**Work instructions:** Transcribe every entry word for word, leaving out all images.

**Data extract:**

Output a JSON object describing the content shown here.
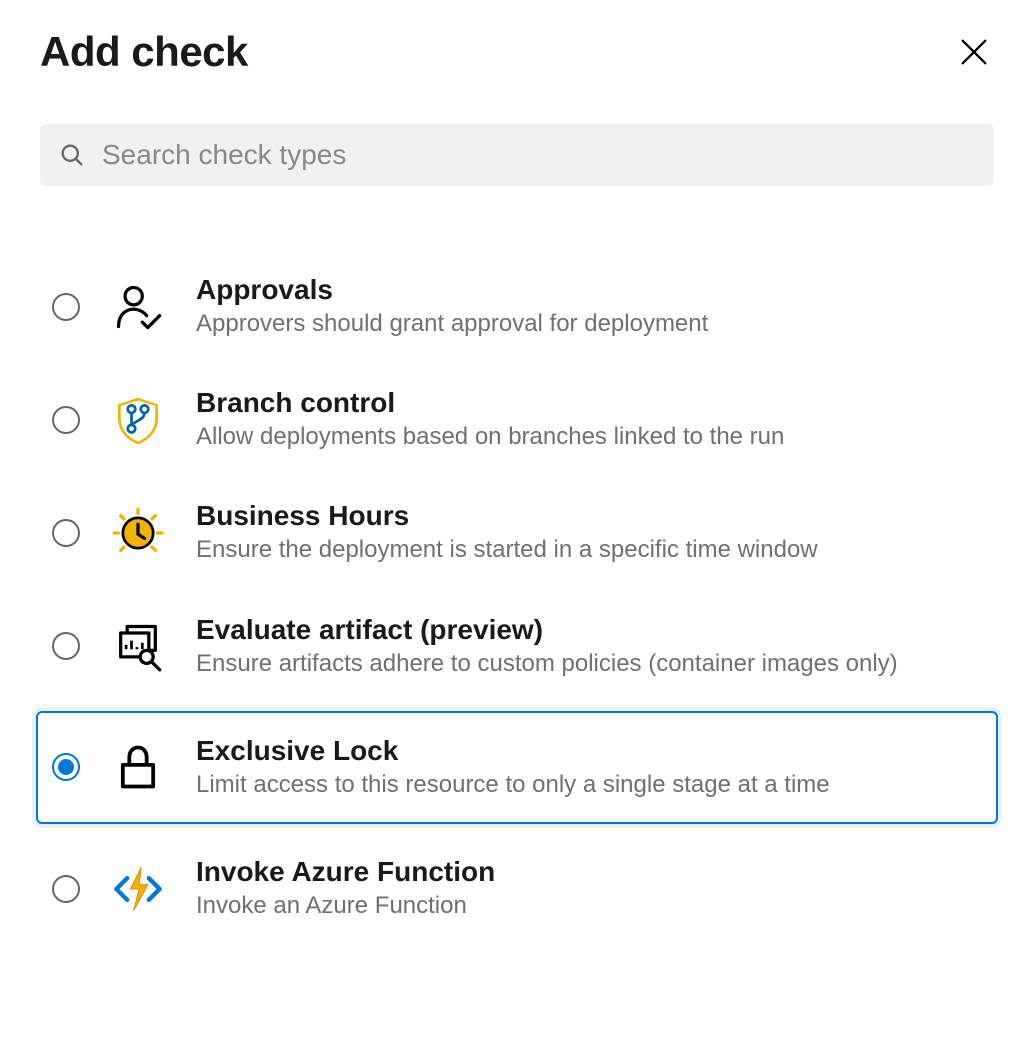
{
  "header": {
    "title": "Add check"
  },
  "search": {
    "placeholder": "Search check types",
    "value": ""
  },
  "selected_index": 4,
  "items": [
    {
      "id": "approvals",
      "label": "Approvals",
      "desc": "Approvers should grant approval for deployment",
      "icon": "person-check-icon"
    },
    {
      "id": "branch-control",
      "label": "Branch control",
      "desc": "Allow deployments based on branches linked to the run",
      "icon": "branch-shield-icon"
    },
    {
      "id": "business-hours",
      "label": "Business Hours",
      "desc": "Ensure the deployment is started in a specific time window",
      "icon": "clock-sun-icon"
    },
    {
      "id": "evaluate-artifact",
      "label": "Evaluate artifact (preview)",
      "desc": "Ensure artifacts adhere to custom policies (container images only)",
      "icon": "artifact-inspect-icon"
    },
    {
      "id": "exclusive-lock",
      "label": "Exclusive Lock",
      "desc": "Limit access to this resource to only a single stage at a time",
      "icon": "lock-icon"
    },
    {
      "id": "invoke-azure-function",
      "label": "Invoke Azure Function",
      "desc": "Invoke an Azure Function",
      "icon": "azure-function-icon"
    }
  ]
}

**Complete output:**
Output a JSON object describing the content shown here.
{
  "header": {
    "title": "Add check"
  },
  "search": {
    "placeholder": "Search check types",
    "value": ""
  },
  "selected_index": 4,
  "items": [
    {
      "id": "approvals",
      "label": "Approvals",
      "desc": "Approvers should grant approval for deployment",
      "icon": "person-check-icon"
    },
    {
      "id": "branch-control",
      "label": "Branch control",
      "desc": "Allow deployments based on branches linked to the run",
      "icon": "branch-shield-icon"
    },
    {
      "id": "business-hours",
      "label": "Business Hours",
      "desc": "Ensure the deployment is started in a specific time window",
      "icon": "clock-sun-icon"
    },
    {
      "id": "evaluate-artifact",
      "label": "Evaluate artifact (preview)",
      "desc": "Ensure artifacts adhere to custom policies (container images only)",
      "icon": "artifact-inspect-icon"
    },
    {
      "id": "exclusive-lock",
      "label": "Exclusive Lock",
      "desc": "Limit access to this resource to only a single stage at a time",
      "icon": "lock-icon"
    },
    {
      "id": "invoke-azure-function",
      "label": "Invoke Azure Function",
      "desc": "Invoke an Azure Function",
      "icon": "azure-function-icon"
    }
  ]
}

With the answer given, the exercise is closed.